* **Exercise**:
Exactly how many lines have the word "jquery"? Answer with the bare number.

[start Recorded information]

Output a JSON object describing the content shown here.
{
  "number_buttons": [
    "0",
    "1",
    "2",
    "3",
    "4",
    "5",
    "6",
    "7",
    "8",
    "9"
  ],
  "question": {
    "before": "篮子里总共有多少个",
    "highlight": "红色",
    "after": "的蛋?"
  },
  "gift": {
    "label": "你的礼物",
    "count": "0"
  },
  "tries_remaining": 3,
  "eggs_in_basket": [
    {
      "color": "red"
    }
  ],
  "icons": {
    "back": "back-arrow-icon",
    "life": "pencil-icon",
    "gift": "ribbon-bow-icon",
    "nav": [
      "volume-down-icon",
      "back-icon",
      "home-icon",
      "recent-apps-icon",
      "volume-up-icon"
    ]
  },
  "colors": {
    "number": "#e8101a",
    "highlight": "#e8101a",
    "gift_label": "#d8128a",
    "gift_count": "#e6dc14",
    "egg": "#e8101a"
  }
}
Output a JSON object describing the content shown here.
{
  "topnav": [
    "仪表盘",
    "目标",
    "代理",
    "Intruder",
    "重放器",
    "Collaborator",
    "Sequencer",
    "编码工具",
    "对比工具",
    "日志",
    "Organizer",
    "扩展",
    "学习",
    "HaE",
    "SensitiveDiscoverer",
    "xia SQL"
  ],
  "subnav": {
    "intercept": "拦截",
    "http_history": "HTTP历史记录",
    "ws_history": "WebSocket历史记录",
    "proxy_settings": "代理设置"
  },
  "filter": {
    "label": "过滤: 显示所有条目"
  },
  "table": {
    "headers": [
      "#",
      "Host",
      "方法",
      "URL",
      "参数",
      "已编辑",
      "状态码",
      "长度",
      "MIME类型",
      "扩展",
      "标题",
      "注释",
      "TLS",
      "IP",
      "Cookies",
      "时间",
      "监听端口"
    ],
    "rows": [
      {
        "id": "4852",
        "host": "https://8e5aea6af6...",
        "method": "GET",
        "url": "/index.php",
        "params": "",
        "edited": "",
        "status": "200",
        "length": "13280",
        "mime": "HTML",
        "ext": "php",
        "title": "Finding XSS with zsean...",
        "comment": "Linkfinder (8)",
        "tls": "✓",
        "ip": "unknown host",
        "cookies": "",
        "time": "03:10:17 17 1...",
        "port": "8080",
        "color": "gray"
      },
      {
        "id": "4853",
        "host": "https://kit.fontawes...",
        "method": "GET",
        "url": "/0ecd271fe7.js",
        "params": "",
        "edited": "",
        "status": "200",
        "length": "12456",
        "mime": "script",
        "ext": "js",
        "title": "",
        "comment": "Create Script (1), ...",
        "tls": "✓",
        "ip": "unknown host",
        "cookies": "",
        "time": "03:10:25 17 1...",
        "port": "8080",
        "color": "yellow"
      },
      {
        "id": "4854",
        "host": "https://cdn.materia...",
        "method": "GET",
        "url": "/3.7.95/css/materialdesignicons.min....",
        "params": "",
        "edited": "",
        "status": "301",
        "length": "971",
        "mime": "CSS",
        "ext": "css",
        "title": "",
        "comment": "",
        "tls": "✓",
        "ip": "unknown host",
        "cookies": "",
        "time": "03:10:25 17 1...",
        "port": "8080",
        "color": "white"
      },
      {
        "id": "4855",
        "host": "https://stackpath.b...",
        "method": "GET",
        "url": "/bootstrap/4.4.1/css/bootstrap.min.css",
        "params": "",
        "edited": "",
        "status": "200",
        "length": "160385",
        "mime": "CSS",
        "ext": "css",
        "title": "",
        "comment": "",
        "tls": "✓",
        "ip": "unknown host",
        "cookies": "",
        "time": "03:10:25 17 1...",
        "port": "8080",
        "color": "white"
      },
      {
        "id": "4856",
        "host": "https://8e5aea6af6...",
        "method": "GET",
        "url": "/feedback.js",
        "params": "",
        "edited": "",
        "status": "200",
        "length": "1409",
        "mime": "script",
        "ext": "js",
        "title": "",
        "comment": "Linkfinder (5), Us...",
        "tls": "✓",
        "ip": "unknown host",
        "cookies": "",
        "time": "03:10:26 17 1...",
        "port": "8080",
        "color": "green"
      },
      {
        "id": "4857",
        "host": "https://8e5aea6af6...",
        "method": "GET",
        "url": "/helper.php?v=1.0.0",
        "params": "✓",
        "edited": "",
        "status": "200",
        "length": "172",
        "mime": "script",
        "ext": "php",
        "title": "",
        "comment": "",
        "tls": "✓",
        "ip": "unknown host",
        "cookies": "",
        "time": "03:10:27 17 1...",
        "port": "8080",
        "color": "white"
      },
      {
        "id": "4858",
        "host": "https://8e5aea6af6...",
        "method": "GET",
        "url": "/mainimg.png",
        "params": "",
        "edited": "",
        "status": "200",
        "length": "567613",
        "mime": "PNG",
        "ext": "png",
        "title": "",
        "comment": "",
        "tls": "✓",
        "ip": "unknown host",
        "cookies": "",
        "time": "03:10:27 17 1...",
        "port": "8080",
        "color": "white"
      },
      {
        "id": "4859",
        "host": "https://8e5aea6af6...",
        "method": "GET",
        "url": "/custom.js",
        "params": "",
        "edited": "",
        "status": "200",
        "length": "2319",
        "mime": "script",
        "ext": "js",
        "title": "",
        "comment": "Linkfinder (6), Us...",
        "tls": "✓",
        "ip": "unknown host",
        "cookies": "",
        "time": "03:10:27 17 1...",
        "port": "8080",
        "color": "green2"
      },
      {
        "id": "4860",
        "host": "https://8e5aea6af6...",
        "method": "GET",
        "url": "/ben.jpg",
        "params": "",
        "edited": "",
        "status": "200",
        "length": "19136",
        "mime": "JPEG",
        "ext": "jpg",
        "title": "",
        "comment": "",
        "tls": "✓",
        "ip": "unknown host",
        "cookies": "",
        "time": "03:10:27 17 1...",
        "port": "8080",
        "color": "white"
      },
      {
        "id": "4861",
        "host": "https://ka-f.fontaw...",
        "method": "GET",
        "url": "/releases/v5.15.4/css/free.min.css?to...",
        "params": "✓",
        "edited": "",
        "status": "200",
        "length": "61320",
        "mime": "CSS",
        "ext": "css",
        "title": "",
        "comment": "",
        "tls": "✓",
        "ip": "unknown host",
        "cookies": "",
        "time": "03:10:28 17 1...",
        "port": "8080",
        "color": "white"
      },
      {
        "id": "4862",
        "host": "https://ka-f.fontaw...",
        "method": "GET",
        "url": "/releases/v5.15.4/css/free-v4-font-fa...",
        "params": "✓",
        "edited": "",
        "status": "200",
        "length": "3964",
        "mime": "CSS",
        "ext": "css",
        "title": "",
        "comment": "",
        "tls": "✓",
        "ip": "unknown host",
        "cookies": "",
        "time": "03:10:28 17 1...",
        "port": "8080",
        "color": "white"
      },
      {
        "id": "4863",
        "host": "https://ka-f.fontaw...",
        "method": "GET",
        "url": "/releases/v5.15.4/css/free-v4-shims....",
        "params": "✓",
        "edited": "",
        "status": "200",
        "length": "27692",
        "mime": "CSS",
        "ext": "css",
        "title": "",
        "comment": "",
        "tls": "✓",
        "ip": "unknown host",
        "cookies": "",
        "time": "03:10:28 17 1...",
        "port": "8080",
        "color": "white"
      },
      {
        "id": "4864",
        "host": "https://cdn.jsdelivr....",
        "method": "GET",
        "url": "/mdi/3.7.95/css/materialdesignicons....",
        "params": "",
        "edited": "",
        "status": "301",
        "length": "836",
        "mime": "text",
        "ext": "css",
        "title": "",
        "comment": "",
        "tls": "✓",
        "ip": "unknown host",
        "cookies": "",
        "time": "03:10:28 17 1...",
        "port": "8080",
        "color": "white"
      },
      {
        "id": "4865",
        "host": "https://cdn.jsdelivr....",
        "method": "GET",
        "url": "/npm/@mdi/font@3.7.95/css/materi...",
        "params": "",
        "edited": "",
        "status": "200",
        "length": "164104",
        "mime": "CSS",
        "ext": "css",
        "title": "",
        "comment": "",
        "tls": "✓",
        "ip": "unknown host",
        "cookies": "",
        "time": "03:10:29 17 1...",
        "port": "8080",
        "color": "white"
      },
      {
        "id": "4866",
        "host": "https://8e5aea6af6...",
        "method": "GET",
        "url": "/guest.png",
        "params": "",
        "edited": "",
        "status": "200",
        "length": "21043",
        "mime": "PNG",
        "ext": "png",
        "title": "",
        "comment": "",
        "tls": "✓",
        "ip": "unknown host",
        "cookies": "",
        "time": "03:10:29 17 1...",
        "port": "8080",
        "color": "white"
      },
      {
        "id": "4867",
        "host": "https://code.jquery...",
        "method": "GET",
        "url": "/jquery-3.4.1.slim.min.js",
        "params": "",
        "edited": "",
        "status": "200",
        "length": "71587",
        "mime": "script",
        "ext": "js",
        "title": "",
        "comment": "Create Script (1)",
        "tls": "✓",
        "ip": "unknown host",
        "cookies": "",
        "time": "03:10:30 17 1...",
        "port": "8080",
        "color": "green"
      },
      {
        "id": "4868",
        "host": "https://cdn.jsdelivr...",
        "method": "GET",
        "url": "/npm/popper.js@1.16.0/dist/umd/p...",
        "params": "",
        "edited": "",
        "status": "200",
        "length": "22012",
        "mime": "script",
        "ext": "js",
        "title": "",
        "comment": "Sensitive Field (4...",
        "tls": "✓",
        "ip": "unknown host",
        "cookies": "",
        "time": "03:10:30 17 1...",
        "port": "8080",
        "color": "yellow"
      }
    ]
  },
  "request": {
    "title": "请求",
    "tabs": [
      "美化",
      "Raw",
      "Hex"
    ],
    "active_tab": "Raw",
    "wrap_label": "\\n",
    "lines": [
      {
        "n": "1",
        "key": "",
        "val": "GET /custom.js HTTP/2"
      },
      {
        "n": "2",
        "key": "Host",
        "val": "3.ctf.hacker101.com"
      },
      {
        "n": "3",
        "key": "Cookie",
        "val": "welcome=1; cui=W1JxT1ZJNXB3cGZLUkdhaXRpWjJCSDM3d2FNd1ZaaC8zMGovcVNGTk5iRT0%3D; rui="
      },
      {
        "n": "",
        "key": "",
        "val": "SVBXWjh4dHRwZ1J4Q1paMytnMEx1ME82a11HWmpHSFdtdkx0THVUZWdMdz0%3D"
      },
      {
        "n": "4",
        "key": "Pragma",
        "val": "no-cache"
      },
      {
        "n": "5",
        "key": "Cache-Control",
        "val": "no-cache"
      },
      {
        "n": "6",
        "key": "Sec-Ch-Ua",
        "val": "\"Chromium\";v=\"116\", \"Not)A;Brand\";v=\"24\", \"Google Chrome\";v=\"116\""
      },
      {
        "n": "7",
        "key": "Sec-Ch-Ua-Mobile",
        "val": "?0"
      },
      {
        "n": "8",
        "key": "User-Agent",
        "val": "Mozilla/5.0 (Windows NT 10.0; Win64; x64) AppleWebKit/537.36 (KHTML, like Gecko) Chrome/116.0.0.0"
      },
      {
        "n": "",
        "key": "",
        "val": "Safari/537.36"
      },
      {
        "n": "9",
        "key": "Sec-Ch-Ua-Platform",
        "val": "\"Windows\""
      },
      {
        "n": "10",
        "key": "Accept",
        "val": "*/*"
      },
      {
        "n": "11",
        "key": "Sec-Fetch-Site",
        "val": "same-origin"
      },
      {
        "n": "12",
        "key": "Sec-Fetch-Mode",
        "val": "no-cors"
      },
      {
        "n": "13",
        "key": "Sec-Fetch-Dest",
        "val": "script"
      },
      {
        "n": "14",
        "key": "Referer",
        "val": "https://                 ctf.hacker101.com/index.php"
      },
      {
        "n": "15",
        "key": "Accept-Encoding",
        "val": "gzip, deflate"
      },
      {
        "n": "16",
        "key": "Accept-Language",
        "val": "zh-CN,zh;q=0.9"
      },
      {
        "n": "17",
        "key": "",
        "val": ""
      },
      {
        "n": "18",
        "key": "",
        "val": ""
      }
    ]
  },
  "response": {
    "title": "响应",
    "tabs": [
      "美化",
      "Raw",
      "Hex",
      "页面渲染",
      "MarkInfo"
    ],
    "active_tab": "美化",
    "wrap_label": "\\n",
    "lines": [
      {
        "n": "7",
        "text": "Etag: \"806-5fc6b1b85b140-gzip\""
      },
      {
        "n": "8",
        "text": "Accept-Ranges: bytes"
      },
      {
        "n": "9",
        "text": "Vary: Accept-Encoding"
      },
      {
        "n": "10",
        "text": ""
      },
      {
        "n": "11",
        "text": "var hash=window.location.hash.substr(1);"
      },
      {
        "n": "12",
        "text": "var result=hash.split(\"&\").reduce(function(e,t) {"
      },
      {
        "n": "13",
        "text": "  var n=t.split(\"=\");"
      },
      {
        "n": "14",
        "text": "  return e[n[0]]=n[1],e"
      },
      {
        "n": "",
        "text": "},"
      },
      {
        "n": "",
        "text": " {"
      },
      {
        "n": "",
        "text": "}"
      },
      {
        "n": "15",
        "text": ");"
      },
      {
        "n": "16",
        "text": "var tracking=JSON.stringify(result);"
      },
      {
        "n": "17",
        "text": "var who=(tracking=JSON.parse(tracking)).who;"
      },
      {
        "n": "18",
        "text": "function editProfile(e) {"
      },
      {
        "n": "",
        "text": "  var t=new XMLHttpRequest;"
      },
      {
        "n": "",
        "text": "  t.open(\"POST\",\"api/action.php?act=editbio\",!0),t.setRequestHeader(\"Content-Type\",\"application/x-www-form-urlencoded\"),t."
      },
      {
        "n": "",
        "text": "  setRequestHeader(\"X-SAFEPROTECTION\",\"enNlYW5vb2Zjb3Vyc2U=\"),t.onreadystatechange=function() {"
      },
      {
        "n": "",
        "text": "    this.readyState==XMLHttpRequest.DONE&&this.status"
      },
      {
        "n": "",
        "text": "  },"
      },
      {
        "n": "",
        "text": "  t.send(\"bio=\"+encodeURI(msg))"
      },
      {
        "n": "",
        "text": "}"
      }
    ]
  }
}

[end Recorded information]

* **Complete answer**:
2